Do this >>
Count every line where "trong" shows up, and give that number only.

Recorded data >>
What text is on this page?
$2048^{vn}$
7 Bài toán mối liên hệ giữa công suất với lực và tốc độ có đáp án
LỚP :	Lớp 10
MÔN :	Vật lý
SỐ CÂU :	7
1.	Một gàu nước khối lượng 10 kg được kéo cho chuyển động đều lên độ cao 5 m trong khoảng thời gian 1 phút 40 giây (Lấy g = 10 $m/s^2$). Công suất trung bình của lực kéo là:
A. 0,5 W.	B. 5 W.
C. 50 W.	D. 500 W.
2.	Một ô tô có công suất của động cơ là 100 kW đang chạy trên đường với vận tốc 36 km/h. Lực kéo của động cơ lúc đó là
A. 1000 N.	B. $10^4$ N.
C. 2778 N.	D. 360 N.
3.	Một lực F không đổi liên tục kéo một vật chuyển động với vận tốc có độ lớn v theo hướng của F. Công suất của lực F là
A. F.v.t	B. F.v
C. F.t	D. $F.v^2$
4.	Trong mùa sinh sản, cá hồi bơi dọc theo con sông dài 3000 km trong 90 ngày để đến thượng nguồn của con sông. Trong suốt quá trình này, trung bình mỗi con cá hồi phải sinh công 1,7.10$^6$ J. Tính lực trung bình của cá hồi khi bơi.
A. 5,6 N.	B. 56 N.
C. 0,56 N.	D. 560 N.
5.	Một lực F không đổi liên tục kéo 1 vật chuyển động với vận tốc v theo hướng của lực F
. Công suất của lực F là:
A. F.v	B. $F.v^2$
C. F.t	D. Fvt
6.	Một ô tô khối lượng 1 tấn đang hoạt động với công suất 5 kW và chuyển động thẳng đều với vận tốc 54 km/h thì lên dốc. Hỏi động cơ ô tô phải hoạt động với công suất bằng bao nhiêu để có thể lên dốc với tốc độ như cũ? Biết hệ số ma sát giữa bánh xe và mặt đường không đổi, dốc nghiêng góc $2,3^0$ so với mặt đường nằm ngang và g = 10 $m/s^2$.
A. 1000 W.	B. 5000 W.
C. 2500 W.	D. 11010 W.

Problem solution >>
2